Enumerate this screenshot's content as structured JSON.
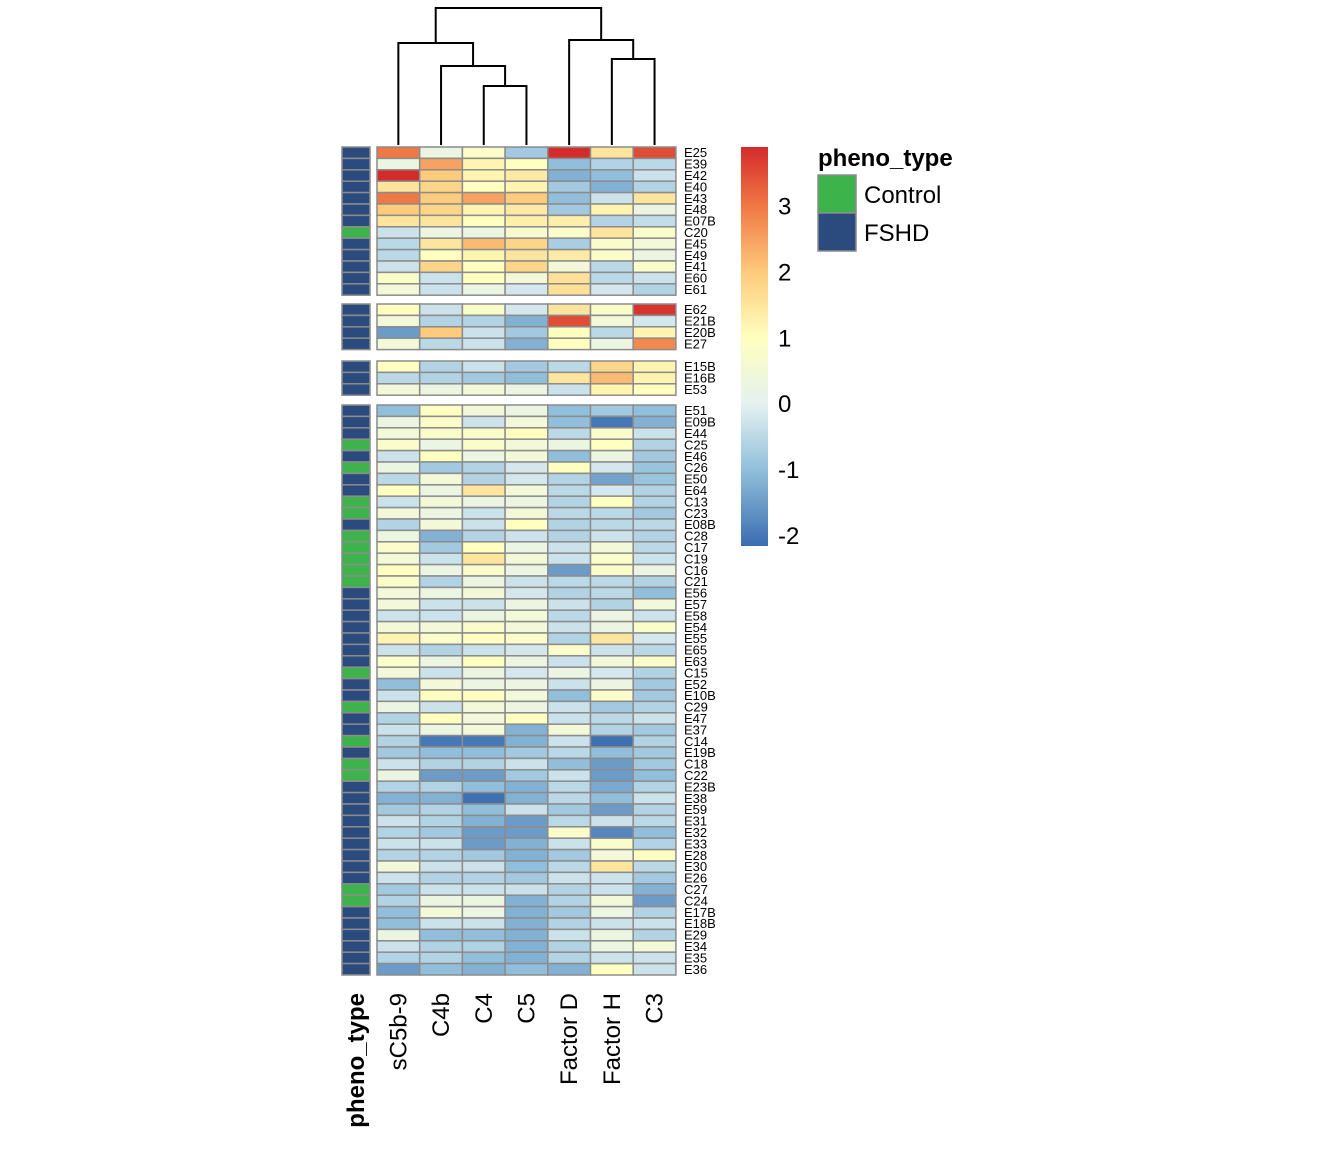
{
  "chart_data": {
    "type": "heatmap",
    "annotation_title": "pheno_type",
    "legend": {
      "title": "pheno_type",
      "items": [
        {
          "label": "Control",
          "color": "#3CB44B"
        },
        {
          "label": "FSHD",
          "color": "#2B4A7E"
        }
      ]
    },
    "colorbar": {
      "ticks": [
        3,
        2,
        1,
        0,
        -1,
        -2
      ],
      "range": [
        -2.15,
        3.9
      ],
      "stops": [
        {
          "value": -2.15,
          "color": "#3B6CB0"
        },
        {
          "value": -1.0,
          "color": "#91BFDB"
        },
        {
          "value": 0.0,
          "color": "#E4F1F0"
        },
        {
          "value": 1.0,
          "color": "#FFFFBF"
        },
        {
          "value": 2.0,
          "color": "#FDCB7B"
        },
        {
          "value": 3.0,
          "color": "#F07844"
        },
        {
          "value": 3.9,
          "color": "#D42B2B"
        }
      ]
    },
    "columns": [
      "sC5b-9",
      "C4b",
      "C4",
      "C5",
      "Factor D",
      "Factor H",
      "C3"
    ],
    "row_groups": [
      {
        "rows": [
          {
            "label": "E25",
            "pheno": "FSHD",
            "values": [
              3.0,
              0.3,
              0.8,
              -0.8,
              3.9,
              1.5,
              3.5
            ]
          },
          {
            "label": "E39",
            "pheno": "FSHD",
            "values": [
              0.3,
              2.5,
              1.2,
              1.0,
              -1.0,
              -0.6,
              -0.5
            ]
          },
          {
            "label": "E42",
            "pheno": "FSHD",
            "values": [
              3.9,
              2.0,
              1.2,
              1.4,
              -1.2,
              -1.0,
              -0.3
            ]
          },
          {
            "label": "E40",
            "pheno": "FSHD",
            "values": [
              1.5,
              1.8,
              1.0,
              1.2,
              -0.8,
              -1.2,
              -0.6
            ]
          },
          {
            "label": "E43",
            "pheno": "FSHD",
            "values": [
              3.0,
              2.0,
              2.5,
              2.0,
              -1.0,
              -0.3,
              1.5
            ]
          },
          {
            "label": "E48",
            "pheno": "FSHD",
            "values": [
              2.0,
              1.8,
              1.2,
              1.4,
              -0.8,
              1.2,
              0.3
            ]
          },
          {
            "label": "E07B",
            "pheno": "FSHD",
            "values": [
              1.5,
              1.5,
              1.0,
              1.3,
              1.3,
              -0.6,
              -0.4
            ]
          },
          {
            "label": "C20",
            "pheno": "Control",
            "values": [
              -0.3,
              0.3,
              0.3,
              0.7,
              0.8,
              1.5,
              0.8
            ]
          },
          {
            "label": "E45",
            "pheno": "FSHD",
            "values": [
              -0.5,
              1.5,
              2.2,
              1.8,
              -0.7,
              0.8,
              0.5
            ]
          },
          {
            "label": "E49",
            "pheno": "FSHD",
            "values": [
              -0.5,
              1.0,
              1.2,
              1.5,
              1.4,
              0.8,
              0.3
            ]
          },
          {
            "label": "E41",
            "pheno": "FSHD",
            "values": [
              -0.3,
              1.8,
              1.0,
              1.8,
              0.5,
              -0.5,
              0.8
            ]
          },
          {
            "label": "E60",
            "pheno": "FSHD",
            "values": [
              0.8,
              -0.3,
              1.0,
              0.5,
              1.6,
              -0.5,
              -0.3
            ]
          },
          {
            "label": "E61",
            "pheno": "FSHD",
            "values": [
              0.5,
              -0.3,
              0.3,
              -0.2,
              1.6,
              -0.2,
              -0.6
            ]
          }
        ]
      },
      {
        "rows": [
          {
            "label": "E62",
            "pheno": "FSHD",
            "values": [
              1.0,
              -0.3,
              0.8,
              -0.2,
              1.5,
              0.8,
              3.8
            ]
          },
          {
            "label": "E21B",
            "pheno": "FSHD",
            "values": [
              0.5,
              -0.6,
              -0.6,
              -1.2,
              3.5,
              0.5,
              -0.2
            ]
          },
          {
            "label": "E20B",
            "pheno": "FSHD",
            "values": [
              -1.5,
              2.0,
              -0.3,
              -0.8,
              1.0,
              -0.5,
              1.2
            ]
          },
          {
            "label": "E27",
            "pheno": "FSHD",
            "values": [
              0.5,
              -0.5,
              -0.3,
              -1.2,
              1.0,
              0.3,
              2.8
            ]
          }
        ]
      },
      {
        "rows": [
          {
            "label": "E15B",
            "pheno": "FSHD",
            "values": [
              1.0,
              -0.6,
              -0.3,
              -0.8,
              -0.5,
              1.8,
              1.2
            ]
          },
          {
            "label": "E16B",
            "pheno": "FSHD",
            "values": [
              -0.5,
              -0.6,
              -0.8,
              -1.0,
              1.5,
              2.2,
              1.2
            ]
          },
          {
            "label": "E53",
            "pheno": "FSHD",
            "values": [
              0.5,
              0.3,
              0.5,
              0.3,
              -0.3,
              1.2,
              1.0
            ]
          }
        ]
      },
      {
        "rows": [
          {
            "label": "E51",
            "pheno": "FSHD",
            "values": [
              -1.0,
              1.0,
              0.5,
              0.3,
              -1.0,
              -0.8,
              -1.0
            ]
          },
          {
            "label": "E09B",
            "pheno": "FSHD",
            "values": [
              0.3,
              0.8,
              -0.3,
              0.5,
              -1.0,
              -2.0,
              -1.2
            ]
          },
          {
            "label": "E44",
            "pheno": "FSHD",
            "values": [
              0.5,
              0.8,
              0.8,
              1.0,
              -0.5,
              0.8,
              -0.3
            ]
          },
          {
            "label": "C25",
            "pheno": "Control",
            "values": [
              0.8,
              0.3,
              0.8,
              0.5,
              0.3,
              1.0,
              -0.6
            ]
          },
          {
            "label": "E46",
            "pheno": "FSHD",
            "values": [
              -0.3,
              1.0,
              0.3,
              0.5,
              -1.0,
              0.3,
              -0.8
            ]
          },
          {
            "label": "C26",
            "pheno": "Control",
            "values": [
              0.3,
              -0.8,
              -0.6,
              -0.2,
              1.0,
              -0.2,
              -0.9
            ]
          },
          {
            "label": "E50",
            "pheno": "FSHD",
            "values": [
              -0.5,
              0.5,
              -0.6,
              -0.2,
              -0.6,
              -1.4,
              -0.9
            ]
          },
          {
            "label": "E64",
            "pheno": "FSHD",
            "values": [
              1.0,
              0.3,
              1.5,
              0.5,
              -0.5,
              -0.2,
              -0.6
            ]
          },
          {
            "label": "C13",
            "pheno": "Control",
            "values": [
              -0.3,
              0.5,
              0.3,
              0.3,
              -0.6,
              1.0,
              -0.6
            ]
          },
          {
            "label": "C23",
            "pheno": "Control",
            "values": [
              0.5,
              0.3,
              -0.3,
              0.5,
              -0.5,
              -0.5,
              -0.8
            ]
          },
          {
            "label": "E08B",
            "pheno": "FSHD",
            "values": [
              -0.6,
              0.5,
              -0.3,
              1.0,
              -0.6,
              -0.5,
              -0.5
            ]
          },
          {
            "label": "C28",
            "pheno": "Control",
            "values": [
              0.3,
              -1.2,
              -0.6,
              -0.3,
              -0.6,
              -0.3,
              -0.6
            ]
          },
          {
            "label": "C17",
            "pheno": "Control",
            "values": [
              0.8,
              -0.8,
              1.0,
              0.3,
              -0.3,
              0.5,
              -0.5
            ]
          },
          {
            "label": "C19",
            "pheno": "Control",
            "values": [
              0.5,
              -0.3,
              1.5,
              0.5,
              -0.3,
              0.8,
              -0.3
            ]
          },
          {
            "label": "C16",
            "pheno": "Control",
            "values": [
              1.0,
              0.3,
              0.8,
              0.3,
              -1.5,
              0.8,
              0.3
            ]
          },
          {
            "label": "C21",
            "pheno": "Control",
            "values": [
              0.8,
              -0.6,
              0.3,
              -0.3,
              -0.5,
              -0.5,
              -0.6
            ]
          },
          {
            "label": "E56",
            "pheno": "FSHD",
            "values": [
              0.5,
              0.3,
              0.5,
              -0.2,
              -0.6,
              -0.5,
              -1.0
            ]
          },
          {
            "label": "E57",
            "pheno": "FSHD",
            "values": [
              0.5,
              -0.3,
              -0.3,
              0.3,
              -0.3,
              -0.6,
              0.5
            ]
          },
          {
            "label": "E58",
            "pheno": "FSHD",
            "values": [
              -0.3,
              -0.3,
              0.3,
              0.5,
              -0.5,
              0.3,
              -0.3
            ]
          },
          {
            "label": "E54",
            "pheno": "FSHD",
            "values": [
              0.5,
              0.5,
              0.8,
              0.5,
              -0.3,
              0.3,
              0.8
            ]
          },
          {
            "label": "E55",
            "pheno": "FSHD",
            "values": [
              1.2,
              0.8,
              1.0,
              0.8,
              -0.6,
              1.5,
              -0.2
            ]
          },
          {
            "label": "E65",
            "pheno": "FSHD",
            "values": [
              -0.3,
              -0.6,
              -0.3,
              -0.2,
              0.8,
              -0.3,
              -0.5
            ]
          },
          {
            "label": "E63",
            "pheno": "FSHD",
            "values": [
              0.8,
              0.3,
              1.0,
              0.3,
              -0.3,
              0.5,
              0.8
            ]
          },
          {
            "label": "C15",
            "pheno": "Control",
            "values": [
              0.5,
              -0.3,
              0.3,
              -0.2,
              0.3,
              -0.2,
              -0.6
            ]
          },
          {
            "label": "E52",
            "pheno": "FSHD",
            "values": [
              -1.0,
              0.5,
              0.3,
              0.3,
              -0.3,
              0.3,
              -0.8
            ]
          },
          {
            "label": "E10B",
            "pheno": "FSHD",
            "values": [
              -0.3,
              1.0,
              1.0,
              0.5,
              -1.0,
              0.8,
              -0.8
            ]
          },
          {
            "label": "C29",
            "pheno": "Control",
            "values": [
              0.3,
              -0.3,
              0.5,
              0.3,
              -0.3,
              -0.8,
              -0.6
            ]
          },
          {
            "label": "E47",
            "pheno": "FSHD",
            "values": [
              -0.6,
              1.0,
              0.5,
              1.0,
              -0.3,
              -0.5,
              -0.3
            ]
          },
          {
            "label": "E37",
            "pheno": "FSHD",
            "values": [
              -0.3,
              0.3,
              0.5,
              -1.2,
              0.5,
              -0.6,
              -0.8
            ]
          },
          {
            "label": "C14",
            "pheno": "Control",
            "values": [
              -0.6,
              -2.0,
              -2.0,
              -1.2,
              -0.3,
              -2.1,
              -0.6
            ]
          },
          {
            "label": "E19B",
            "pheno": "FSHD",
            "values": [
              -0.8,
              -1.0,
              -1.0,
              -0.8,
              -0.5,
              -1.0,
              -0.8
            ]
          },
          {
            "label": "C18",
            "pheno": "Control",
            "values": [
              -0.3,
              -0.6,
              -0.6,
              -0.3,
              -1.0,
              -1.5,
              -0.8
            ]
          },
          {
            "label": "C22",
            "pheno": "Control",
            "values": [
              0.3,
              -1.5,
              -1.5,
              -0.8,
              -0.3,
              -1.5,
              -1.0
            ]
          },
          {
            "label": "E23B",
            "pheno": "FSHD",
            "values": [
              -0.6,
              -0.6,
              -1.0,
              -1.2,
              -0.5,
              -1.3,
              -0.6
            ]
          },
          {
            "label": "E38",
            "pheno": "FSHD",
            "values": [
              -1.2,
              -1.2,
              -2.1,
              -1.2,
              -0.5,
              -1.0,
              -0.3
            ]
          },
          {
            "label": "E59",
            "pheno": "FSHD",
            "values": [
              -0.8,
              -0.6,
              -1.0,
              -0.3,
              -0.8,
              -1.5,
              -0.6
            ]
          },
          {
            "label": "E31",
            "pheno": "FSHD",
            "values": [
              -0.3,
              -0.6,
              -1.2,
              -1.5,
              -0.5,
              -0.3,
              -0.5
            ]
          },
          {
            "label": "E32",
            "pheno": "FSHD",
            "values": [
              -0.6,
              -0.8,
              -1.5,
              -1.5,
              0.8,
              -1.8,
              -1.0
            ]
          },
          {
            "label": "E33",
            "pheno": "FSHD",
            "values": [
              -0.3,
              -0.3,
              -1.5,
              -1.2,
              -0.3,
              0.8,
              -0.6
            ]
          },
          {
            "label": "E28",
            "pheno": "FSHD",
            "values": [
              -0.6,
              -0.6,
              -0.8,
              -1.2,
              -0.8,
              0.5,
              1.0
            ]
          },
          {
            "label": "E30",
            "pheno": "FSHD",
            "values": [
              0.5,
              -0.3,
              -0.3,
              -1.0,
              -0.5,
              1.5,
              -0.5
            ]
          },
          {
            "label": "E26",
            "pheno": "FSHD",
            "values": [
              -0.3,
              -0.6,
              -0.6,
              -0.8,
              -0.3,
              -0.3,
              -0.8
            ]
          },
          {
            "label": "C27",
            "pheno": "Control",
            "values": [
              -0.8,
              -0.3,
              -0.3,
              -0.3,
              -0.6,
              -0.3,
              -1.2
            ]
          },
          {
            "label": "C24",
            "pheno": "Control",
            "values": [
              -0.6,
              0.3,
              0.3,
              -1.2,
              -0.6,
              0.5,
              -1.5
            ]
          },
          {
            "label": "E17B",
            "pheno": "FSHD",
            "values": [
              -1.0,
              0.5,
              0.3,
              -1.2,
              -0.8,
              0.3,
              -0.6
            ]
          },
          {
            "label": "E18B",
            "pheno": "FSHD",
            "values": [
              -1.0,
              -0.3,
              -0.3,
              -1.2,
              -0.6,
              -0.3,
              -0.3
            ]
          },
          {
            "label": "E29",
            "pheno": "FSHD",
            "values": [
              0.3,
              -1.0,
              -1.0,
              -1.2,
              -0.3,
              0.3,
              -0.6
            ]
          },
          {
            "label": "E34",
            "pheno": "FSHD",
            "values": [
              -0.3,
              -0.6,
              -0.6,
              -1.2,
              -0.6,
              0.3,
              0.5
            ]
          },
          {
            "label": "E35",
            "pheno": "FSHD",
            "values": [
              -0.6,
              -0.6,
              -1.0,
              -1.2,
              -0.6,
              -0.3,
              -0.3
            ]
          },
          {
            "label": "E36",
            "pheno": "FSHD",
            "values": [
              -1.5,
              -1.0,
              -1.2,
              -1.0,
              -1.2,
              1.0,
              -0.3
            ]
          }
        ]
      }
    ]
  }
}
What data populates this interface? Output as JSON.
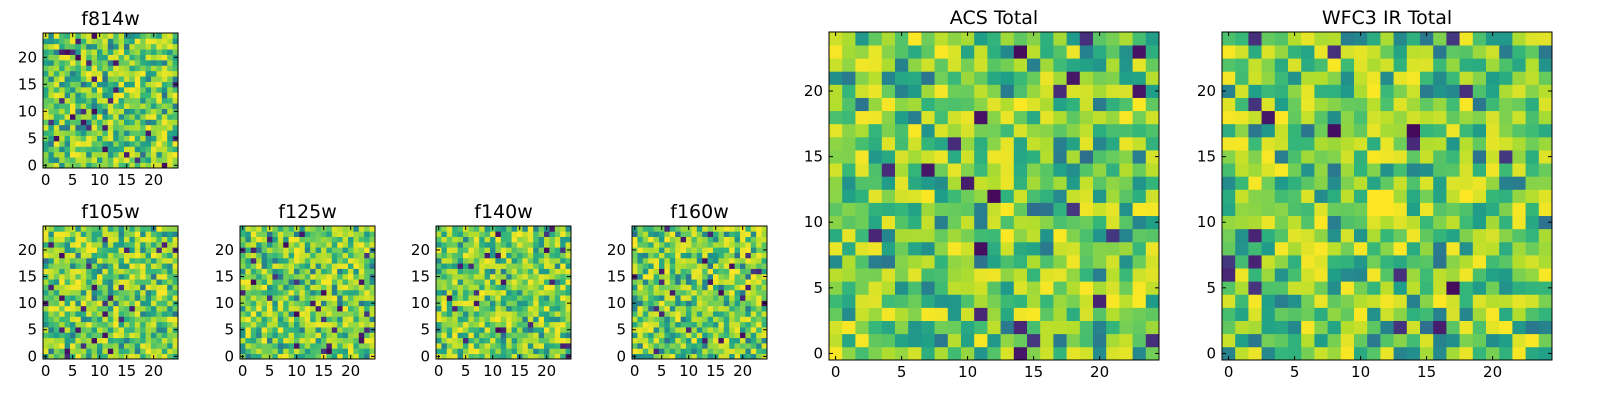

◆ Work instructions ◆
Copy each line of the listing that includes "JSON".

◆ Output for this task ◆
Enumerate this screenshot's content as structured JSON.
What data populates this interface? Output as JSON.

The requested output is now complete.